_Aim of the task_.
Tell me how many lines hold "products", please, using only the number.

** start **

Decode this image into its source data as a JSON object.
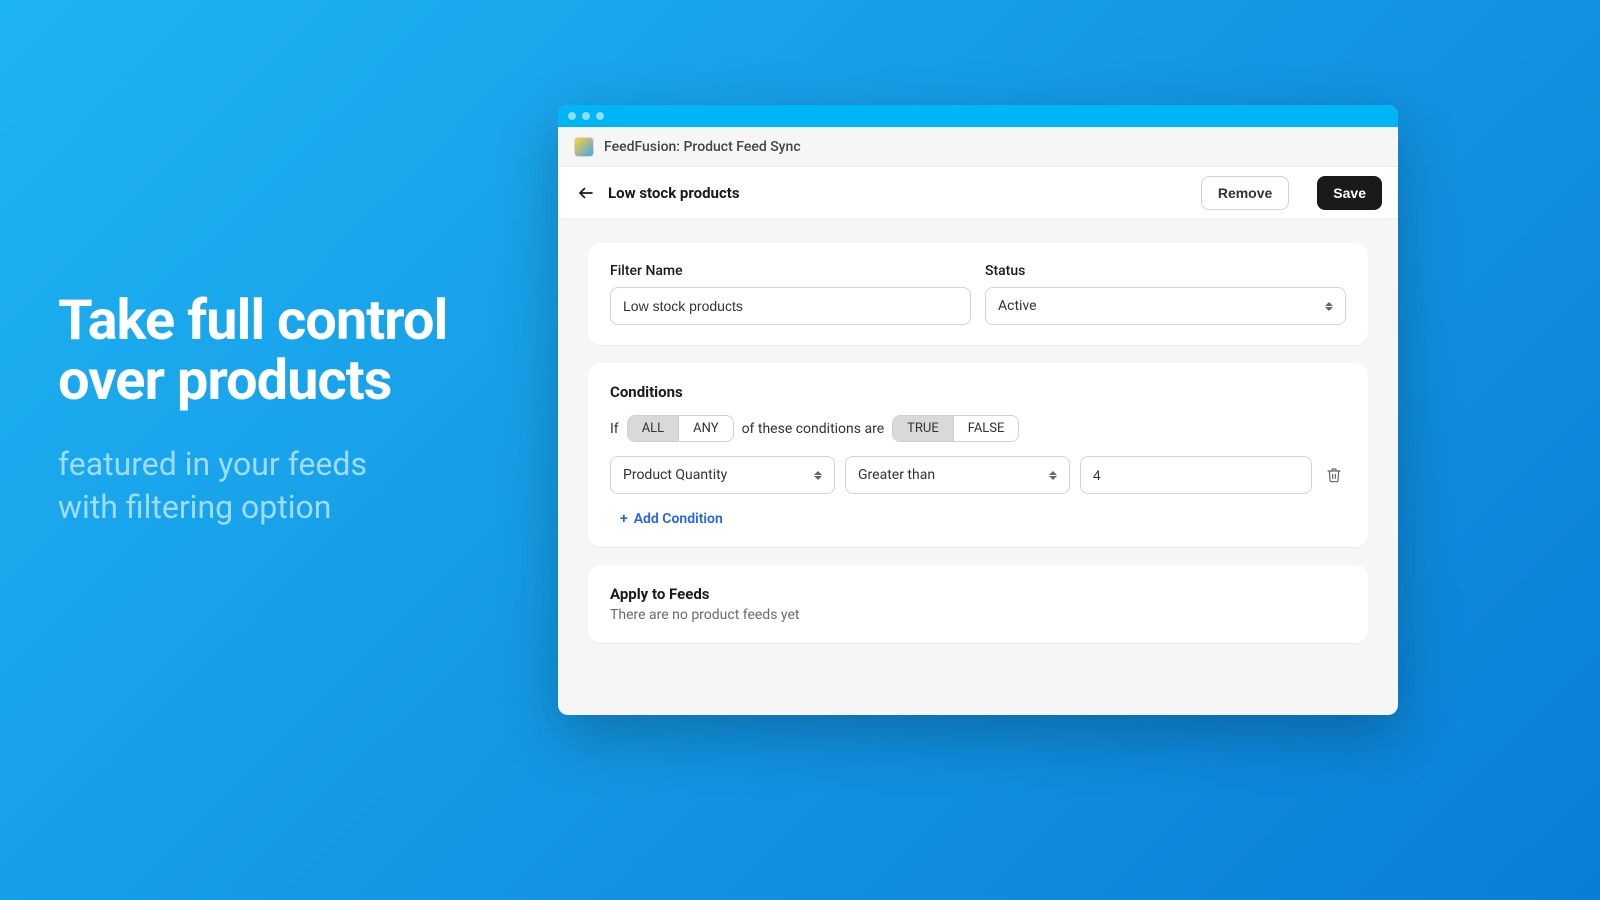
{
  "promo": {
    "title_line1": "Take full control",
    "title_line2": "over products",
    "sub_line1": "featured in your feeds",
    "sub_line2": "with filtering option"
  },
  "app": {
    "title": "FeedFusion: Product Feed Sync"
  },
  "page": {
    "title": "Low stock products",
    "remove": "Remove",
    "save": "Save"
  },
  "filter_card": {
    "name_label": "Filter Name",
    "name_value": "Low stock products",
    "status_label": "Status",
    "status_value": "Active"
  },
  "conditions": {
    "title": "Conditions",
    "if_label": "If",
    "all": "ALL",
    "any": "ANY",
    "of_text": "of these conditions are",
    "true": "TRUE",
    "false": "FALSE",
    "selected_scope": "ALL",
    "selected_bool": "TRUE",
    "row": {
      "attribute": "Product Quantity",
      "operator": "Greater than",
      "value": "4"
    },
    "add_label": "Add Condition"
  },
  "feeds": {
    "title": "Apply to Feeds",
    "empty": "There are no product feeds yet"
  }
}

** end **

_Solution below_.
3